WRITTEN TASK A - Copy everything in the expense report passage from "As shown by" down to "described elsewhere herein.", word for word.
WRITTEN TASK B - Quote everything in the listing from the line containing "- Text: Your consumer unit" down to the line containing "- FancyBboxPatch shape: [771, 520, 816, 569]", including both of those lines.

Additionally, or alternatively, the report analysis platform may perform a kernel density estimation (KDE) anomaly detection analysis of the historical expense reports, the set of unsupervised model features, and/or the like. For example, the report analysis platform may perform the KDE anomaly detection analysis to detect anomalies in the historical expense reports (e.g., anomalous locations, amounts, and/or the like).
Turning to
In some implementations, the super model may include a gradient boosting tree. For example, the report analysis platform may combine the set of supervised model features and the set of unsupervised model features into a gradient boosting tree that can be used to determine a score for a report (e.g., by combining patterns extracted from the data into a single model).
As shown by reference number 155, the report analysis platform may receive an expense report to be processed. For example, the report analysis platform may receive the expense report after generating the super model and/or utilizing the super model to train a machine learning model. In some implementations, the expense report may include data that identifies a set of expenses associated with the expense report, an individual that submitted the expense report, a set of individuals that incurred the expenses, an amount of the expenses, a location of the expenses, a type of the expenses (e.g., food, fuel, lodging, and/or the like), a vendor associated with the expenses, and/or the like. In some implementations, the expense report may be similar to a historical expense report described elsewhere herein.

DATASET EXCERPTS -
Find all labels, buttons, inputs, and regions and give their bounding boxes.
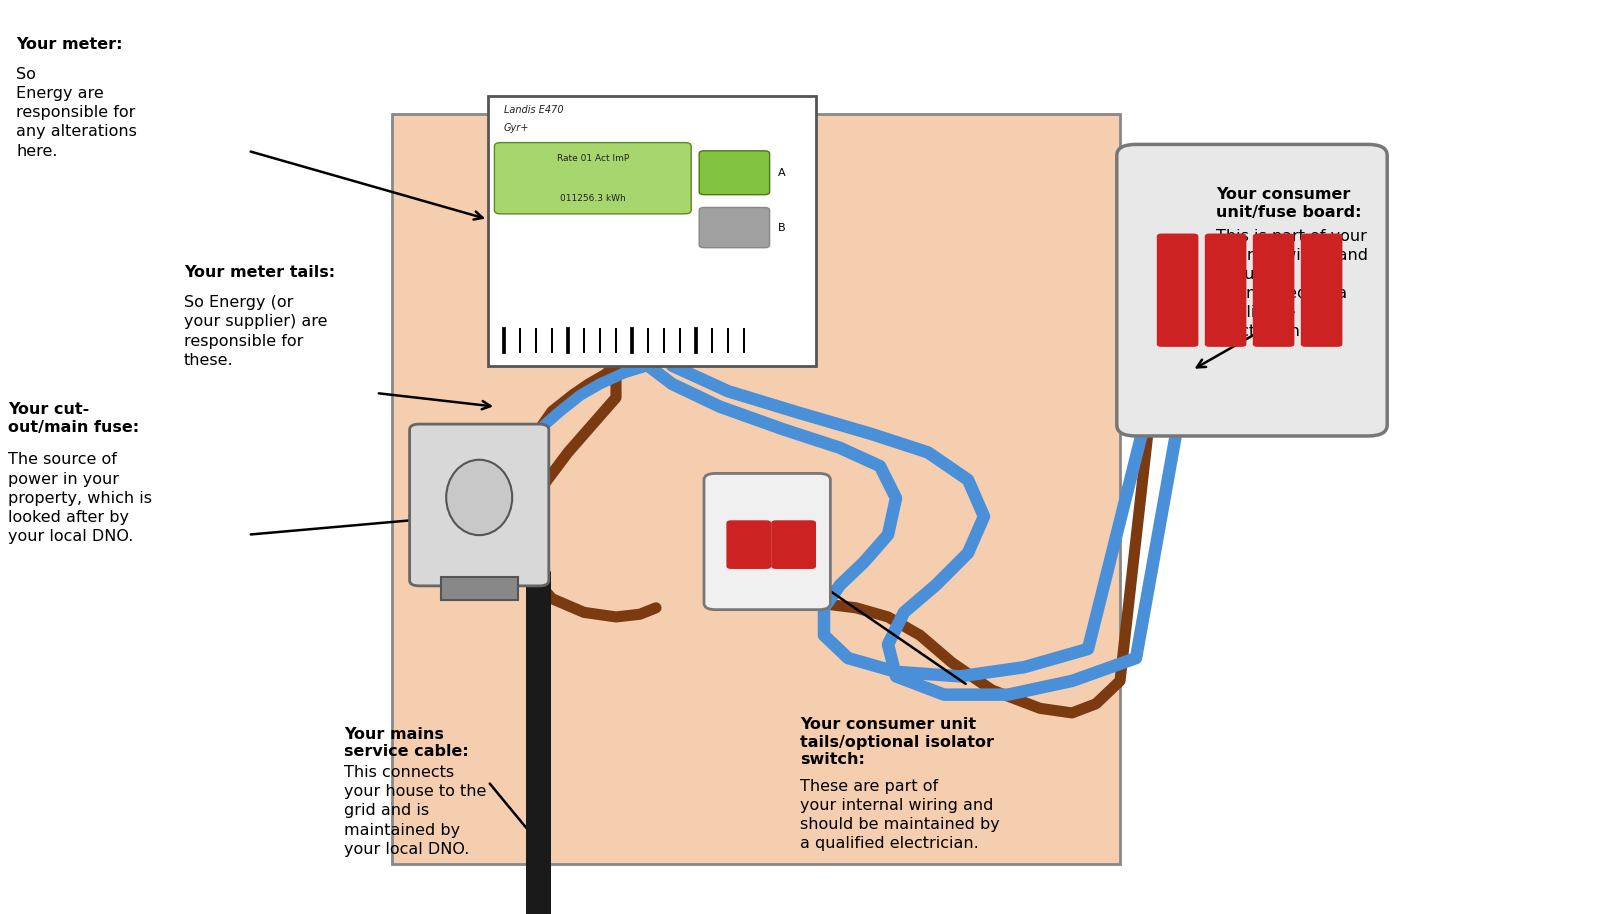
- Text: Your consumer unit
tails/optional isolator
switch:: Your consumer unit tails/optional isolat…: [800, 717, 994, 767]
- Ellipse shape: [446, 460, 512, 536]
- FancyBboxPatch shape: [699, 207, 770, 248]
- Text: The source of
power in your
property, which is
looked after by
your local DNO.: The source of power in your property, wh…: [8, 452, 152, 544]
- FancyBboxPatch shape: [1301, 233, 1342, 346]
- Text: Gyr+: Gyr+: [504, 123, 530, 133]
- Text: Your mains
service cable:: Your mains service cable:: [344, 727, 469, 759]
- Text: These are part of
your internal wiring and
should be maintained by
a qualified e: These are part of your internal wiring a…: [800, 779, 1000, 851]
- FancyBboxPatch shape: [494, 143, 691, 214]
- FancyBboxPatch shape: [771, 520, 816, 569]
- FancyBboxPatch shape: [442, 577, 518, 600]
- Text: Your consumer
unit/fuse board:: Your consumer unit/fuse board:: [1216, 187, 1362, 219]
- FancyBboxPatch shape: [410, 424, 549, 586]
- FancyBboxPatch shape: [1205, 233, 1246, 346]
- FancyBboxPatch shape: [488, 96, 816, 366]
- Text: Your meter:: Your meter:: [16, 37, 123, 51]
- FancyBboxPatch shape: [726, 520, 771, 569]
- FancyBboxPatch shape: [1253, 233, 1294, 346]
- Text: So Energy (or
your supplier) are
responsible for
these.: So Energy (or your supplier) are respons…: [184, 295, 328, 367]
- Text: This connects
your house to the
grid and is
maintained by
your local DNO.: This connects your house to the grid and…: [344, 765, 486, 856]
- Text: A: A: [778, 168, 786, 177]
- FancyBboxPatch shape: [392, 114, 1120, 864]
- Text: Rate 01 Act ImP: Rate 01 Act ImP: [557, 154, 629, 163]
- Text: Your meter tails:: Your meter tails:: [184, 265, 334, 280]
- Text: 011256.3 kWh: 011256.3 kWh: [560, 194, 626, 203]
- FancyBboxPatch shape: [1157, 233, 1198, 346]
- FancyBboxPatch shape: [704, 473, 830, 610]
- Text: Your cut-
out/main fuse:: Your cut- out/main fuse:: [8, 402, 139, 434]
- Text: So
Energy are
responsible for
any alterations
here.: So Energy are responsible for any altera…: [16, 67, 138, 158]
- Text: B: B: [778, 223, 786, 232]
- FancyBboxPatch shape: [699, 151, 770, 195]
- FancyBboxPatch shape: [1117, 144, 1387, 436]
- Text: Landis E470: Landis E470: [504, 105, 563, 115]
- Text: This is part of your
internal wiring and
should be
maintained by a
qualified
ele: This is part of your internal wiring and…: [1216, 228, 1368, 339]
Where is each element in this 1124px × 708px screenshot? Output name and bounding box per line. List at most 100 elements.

WRITTEN ANSWER A -
As shown by reference number 155, the report analysis platform may receive an expense report to be processed. For example, the report analysis platform may receive the expense report after generating the super model and/or utilizing the super model to train a machine learning model. In some implementations, the expense report may include data that identifies a set of expenses associated with the expense report, an individual that submitted the expense report, a set of individuals that incurred the expenses, an amount of the expenses, a location of the expenses, a type of the expenses (e.g., food, fuel, lodging, and/or the like), a vendor associated with the expenses, and/or the like. In some implementations, the expense report may be similar to a historical expense report described elsewhere herein.

WRITTEN ANSWER B -
- Text: Your consumer unit
tails/optional isolator
switch:: Your consumer unit tails/optional isolat…: [800, 717, 994, 767]
- Ellipse shape: [446, 460, 512, 536]
- FancyBboxPatch shape: [699, 207, 770, 248]
- Text: The source of
power in your
property, which is
looked after by
your local DNO.: The source of power in your property, wh…: [8, 452, 152, 544]
- FancyBboxPatch shape: [1301, 233, 1342, 346]
- Text: Gyr+: Gyr+: [504, 123, 530, 133]
- Text: Your mains
service cable:: Your mains service cable:: [344, 727, 469, 759]
- Text: These are part of
your internal wiring and
should be maintained by
a qualified e: These are part of your internal wiring a…: [800, 779, 1000, 851]
- FancyBboxPatch shape: [494, 143, 691, 214]
- FancyBboxPatch shape: [771, 520, 816, 569]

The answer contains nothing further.